● Exercise requirements
Lines containing "stimulus" should be pulled from the material below.

● Given records

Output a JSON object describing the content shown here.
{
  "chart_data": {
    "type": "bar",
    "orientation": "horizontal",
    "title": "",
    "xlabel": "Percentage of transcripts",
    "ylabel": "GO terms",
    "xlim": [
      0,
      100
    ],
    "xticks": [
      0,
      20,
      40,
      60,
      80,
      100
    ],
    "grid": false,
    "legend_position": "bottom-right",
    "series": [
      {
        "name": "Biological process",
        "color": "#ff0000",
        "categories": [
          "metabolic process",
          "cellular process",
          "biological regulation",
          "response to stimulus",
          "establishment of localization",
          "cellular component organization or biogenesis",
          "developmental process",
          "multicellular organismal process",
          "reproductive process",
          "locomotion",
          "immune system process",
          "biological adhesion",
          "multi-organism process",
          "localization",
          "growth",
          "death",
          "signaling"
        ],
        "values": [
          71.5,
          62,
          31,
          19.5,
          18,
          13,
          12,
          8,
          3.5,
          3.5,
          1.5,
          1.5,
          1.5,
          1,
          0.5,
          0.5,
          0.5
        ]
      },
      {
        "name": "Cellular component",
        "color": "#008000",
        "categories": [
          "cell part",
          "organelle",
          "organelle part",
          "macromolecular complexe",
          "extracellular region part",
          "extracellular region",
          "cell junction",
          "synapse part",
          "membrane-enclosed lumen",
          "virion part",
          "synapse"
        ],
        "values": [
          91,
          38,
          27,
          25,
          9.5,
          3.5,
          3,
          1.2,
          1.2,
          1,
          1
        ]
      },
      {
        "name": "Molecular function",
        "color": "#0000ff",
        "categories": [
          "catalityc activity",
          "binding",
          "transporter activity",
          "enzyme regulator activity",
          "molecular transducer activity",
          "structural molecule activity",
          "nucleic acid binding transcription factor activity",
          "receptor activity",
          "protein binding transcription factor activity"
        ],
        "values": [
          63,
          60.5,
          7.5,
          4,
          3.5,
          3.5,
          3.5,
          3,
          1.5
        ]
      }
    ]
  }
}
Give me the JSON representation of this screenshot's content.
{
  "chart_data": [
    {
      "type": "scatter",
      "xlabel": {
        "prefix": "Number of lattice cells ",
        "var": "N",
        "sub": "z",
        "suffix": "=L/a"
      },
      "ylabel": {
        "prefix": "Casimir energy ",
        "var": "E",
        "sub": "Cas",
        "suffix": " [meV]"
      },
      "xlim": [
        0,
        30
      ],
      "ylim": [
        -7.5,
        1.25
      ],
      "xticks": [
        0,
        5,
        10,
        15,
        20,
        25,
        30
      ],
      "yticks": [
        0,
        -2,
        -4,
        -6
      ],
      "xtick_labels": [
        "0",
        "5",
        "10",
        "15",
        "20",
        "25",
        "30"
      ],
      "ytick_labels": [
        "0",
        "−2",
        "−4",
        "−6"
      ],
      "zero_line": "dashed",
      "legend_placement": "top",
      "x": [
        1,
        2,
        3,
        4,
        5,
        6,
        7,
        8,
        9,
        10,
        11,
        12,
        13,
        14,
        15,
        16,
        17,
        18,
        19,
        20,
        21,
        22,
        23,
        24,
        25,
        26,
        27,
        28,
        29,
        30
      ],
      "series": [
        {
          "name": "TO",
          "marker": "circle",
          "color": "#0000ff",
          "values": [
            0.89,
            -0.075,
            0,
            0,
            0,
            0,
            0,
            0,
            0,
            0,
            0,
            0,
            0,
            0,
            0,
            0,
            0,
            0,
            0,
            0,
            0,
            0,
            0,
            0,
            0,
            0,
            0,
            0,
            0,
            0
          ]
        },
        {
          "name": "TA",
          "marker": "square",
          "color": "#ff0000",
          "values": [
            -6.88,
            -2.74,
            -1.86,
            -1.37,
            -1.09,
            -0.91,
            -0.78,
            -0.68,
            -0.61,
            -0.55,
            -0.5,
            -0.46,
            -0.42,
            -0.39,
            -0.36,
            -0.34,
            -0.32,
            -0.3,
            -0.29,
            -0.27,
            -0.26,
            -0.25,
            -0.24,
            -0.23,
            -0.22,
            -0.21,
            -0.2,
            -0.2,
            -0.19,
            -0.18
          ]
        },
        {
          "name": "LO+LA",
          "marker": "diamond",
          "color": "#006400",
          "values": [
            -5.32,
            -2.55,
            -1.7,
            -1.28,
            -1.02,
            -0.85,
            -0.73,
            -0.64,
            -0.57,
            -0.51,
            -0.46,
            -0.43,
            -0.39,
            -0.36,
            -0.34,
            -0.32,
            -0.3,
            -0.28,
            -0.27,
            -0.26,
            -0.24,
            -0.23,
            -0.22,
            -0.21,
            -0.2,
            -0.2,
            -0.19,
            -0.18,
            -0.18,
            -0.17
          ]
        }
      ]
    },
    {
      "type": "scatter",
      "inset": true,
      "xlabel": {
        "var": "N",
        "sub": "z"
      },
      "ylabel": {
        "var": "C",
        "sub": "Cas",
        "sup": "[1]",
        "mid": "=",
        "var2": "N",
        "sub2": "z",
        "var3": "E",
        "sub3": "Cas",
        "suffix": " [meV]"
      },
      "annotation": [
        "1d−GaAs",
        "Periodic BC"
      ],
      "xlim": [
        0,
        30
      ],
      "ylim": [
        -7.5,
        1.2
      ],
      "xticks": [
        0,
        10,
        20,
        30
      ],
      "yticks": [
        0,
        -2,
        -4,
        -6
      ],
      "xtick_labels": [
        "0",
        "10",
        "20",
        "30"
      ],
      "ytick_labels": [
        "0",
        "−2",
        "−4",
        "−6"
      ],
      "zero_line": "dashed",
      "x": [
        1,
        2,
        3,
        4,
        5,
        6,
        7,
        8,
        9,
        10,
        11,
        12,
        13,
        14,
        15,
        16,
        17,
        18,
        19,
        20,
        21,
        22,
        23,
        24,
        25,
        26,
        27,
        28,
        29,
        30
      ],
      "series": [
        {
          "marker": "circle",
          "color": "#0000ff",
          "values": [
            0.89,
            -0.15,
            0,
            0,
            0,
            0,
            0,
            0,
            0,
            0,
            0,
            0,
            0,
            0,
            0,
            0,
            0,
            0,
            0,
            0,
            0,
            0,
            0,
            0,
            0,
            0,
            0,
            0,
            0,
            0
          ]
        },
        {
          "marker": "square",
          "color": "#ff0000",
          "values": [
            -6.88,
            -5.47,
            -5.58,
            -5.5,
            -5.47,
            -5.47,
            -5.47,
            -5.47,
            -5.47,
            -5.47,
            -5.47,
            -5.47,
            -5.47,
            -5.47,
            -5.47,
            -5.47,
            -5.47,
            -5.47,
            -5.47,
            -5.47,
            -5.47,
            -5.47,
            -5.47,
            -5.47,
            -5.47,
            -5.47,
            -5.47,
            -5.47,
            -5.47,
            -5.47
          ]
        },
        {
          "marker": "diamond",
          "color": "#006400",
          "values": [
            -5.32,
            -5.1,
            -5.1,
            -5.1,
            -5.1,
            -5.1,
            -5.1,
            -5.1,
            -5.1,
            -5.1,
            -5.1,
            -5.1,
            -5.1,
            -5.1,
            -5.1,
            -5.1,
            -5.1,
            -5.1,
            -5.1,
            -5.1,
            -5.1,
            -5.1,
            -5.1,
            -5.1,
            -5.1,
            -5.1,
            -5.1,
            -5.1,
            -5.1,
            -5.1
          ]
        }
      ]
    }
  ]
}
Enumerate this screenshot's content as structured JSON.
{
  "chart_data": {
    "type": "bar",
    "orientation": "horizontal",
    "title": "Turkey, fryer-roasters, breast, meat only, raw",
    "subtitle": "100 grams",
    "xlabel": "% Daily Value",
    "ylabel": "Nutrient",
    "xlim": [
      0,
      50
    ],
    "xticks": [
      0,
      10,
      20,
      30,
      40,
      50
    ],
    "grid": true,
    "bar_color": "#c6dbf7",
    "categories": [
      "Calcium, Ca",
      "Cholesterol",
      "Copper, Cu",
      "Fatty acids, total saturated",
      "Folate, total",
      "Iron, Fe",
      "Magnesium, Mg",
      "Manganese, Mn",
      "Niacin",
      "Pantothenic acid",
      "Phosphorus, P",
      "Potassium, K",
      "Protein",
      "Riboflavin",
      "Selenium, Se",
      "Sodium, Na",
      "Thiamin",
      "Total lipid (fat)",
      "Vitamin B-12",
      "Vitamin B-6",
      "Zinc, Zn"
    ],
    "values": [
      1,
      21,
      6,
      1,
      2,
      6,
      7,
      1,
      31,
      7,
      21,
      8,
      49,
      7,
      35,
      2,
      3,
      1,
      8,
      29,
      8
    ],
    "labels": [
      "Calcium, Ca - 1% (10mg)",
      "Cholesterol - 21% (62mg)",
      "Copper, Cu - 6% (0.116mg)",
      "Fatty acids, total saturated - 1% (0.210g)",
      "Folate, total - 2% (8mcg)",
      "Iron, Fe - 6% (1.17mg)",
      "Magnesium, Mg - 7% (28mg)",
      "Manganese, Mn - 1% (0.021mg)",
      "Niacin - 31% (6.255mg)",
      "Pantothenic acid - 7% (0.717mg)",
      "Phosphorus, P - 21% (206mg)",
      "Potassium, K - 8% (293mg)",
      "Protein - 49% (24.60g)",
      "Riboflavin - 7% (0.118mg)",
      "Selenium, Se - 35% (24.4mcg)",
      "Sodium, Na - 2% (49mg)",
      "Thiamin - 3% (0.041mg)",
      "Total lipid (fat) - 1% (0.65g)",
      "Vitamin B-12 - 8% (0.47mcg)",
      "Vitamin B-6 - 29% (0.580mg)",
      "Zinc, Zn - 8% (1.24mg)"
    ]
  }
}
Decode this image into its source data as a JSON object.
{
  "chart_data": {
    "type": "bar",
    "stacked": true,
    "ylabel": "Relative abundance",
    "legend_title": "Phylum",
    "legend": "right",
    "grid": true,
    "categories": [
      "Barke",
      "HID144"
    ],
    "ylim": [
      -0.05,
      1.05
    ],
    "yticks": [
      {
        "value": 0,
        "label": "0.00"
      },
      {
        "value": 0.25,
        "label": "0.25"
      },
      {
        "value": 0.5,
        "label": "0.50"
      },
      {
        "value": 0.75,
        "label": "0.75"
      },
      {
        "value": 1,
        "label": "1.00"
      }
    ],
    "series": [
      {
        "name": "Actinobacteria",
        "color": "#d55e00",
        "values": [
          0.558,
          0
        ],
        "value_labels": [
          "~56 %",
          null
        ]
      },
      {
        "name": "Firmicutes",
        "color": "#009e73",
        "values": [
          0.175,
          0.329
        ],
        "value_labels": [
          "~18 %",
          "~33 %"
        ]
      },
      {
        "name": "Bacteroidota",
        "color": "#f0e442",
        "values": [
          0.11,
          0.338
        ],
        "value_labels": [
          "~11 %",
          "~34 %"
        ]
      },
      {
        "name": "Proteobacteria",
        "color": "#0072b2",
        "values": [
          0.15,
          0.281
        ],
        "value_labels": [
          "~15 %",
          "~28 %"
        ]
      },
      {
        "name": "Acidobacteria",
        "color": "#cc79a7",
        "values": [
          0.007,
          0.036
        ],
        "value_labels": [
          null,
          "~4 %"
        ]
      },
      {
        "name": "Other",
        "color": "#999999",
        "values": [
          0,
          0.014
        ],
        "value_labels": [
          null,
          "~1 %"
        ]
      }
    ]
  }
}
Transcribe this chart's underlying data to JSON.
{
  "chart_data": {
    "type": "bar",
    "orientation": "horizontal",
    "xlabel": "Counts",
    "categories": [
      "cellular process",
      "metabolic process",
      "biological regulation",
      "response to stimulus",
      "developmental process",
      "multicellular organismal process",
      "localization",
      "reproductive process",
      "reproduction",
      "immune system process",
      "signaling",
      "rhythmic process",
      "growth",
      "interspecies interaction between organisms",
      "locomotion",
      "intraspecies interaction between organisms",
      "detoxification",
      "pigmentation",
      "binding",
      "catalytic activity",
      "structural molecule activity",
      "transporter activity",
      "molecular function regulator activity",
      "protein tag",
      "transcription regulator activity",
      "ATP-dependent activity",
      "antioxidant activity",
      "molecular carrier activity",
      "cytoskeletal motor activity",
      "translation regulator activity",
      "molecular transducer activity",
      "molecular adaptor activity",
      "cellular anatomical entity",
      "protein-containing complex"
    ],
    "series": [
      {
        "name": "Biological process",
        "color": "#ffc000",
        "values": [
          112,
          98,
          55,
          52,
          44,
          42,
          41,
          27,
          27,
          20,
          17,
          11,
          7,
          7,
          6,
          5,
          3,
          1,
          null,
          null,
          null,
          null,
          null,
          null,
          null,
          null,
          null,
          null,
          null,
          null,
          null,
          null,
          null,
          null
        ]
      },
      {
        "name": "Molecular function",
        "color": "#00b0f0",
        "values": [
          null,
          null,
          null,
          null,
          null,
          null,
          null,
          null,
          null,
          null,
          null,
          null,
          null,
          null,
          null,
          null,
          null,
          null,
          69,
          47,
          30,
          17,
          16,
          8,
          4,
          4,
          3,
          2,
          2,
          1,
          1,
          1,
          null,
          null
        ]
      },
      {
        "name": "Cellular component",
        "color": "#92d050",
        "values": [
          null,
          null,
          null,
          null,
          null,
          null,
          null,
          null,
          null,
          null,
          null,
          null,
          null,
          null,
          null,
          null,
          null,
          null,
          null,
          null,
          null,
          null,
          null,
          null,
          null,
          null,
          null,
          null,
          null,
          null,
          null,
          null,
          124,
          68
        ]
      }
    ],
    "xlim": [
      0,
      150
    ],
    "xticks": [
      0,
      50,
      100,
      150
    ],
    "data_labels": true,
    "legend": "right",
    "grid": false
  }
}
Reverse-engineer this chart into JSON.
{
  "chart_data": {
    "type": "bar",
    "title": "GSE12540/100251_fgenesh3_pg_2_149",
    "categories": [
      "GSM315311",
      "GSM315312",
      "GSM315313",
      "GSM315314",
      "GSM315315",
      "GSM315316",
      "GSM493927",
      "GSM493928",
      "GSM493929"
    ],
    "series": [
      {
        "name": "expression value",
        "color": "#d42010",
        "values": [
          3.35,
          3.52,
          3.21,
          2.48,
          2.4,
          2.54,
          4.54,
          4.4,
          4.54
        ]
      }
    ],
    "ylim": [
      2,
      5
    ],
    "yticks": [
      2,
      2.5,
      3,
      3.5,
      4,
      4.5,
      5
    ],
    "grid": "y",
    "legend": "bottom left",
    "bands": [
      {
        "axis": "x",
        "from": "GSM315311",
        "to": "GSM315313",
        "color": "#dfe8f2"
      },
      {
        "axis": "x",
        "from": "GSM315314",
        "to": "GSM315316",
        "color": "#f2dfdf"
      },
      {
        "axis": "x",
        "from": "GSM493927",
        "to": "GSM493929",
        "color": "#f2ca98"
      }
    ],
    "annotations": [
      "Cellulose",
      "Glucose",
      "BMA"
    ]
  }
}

● Solved problem
          "response to stimulus",
      "response to stimulus",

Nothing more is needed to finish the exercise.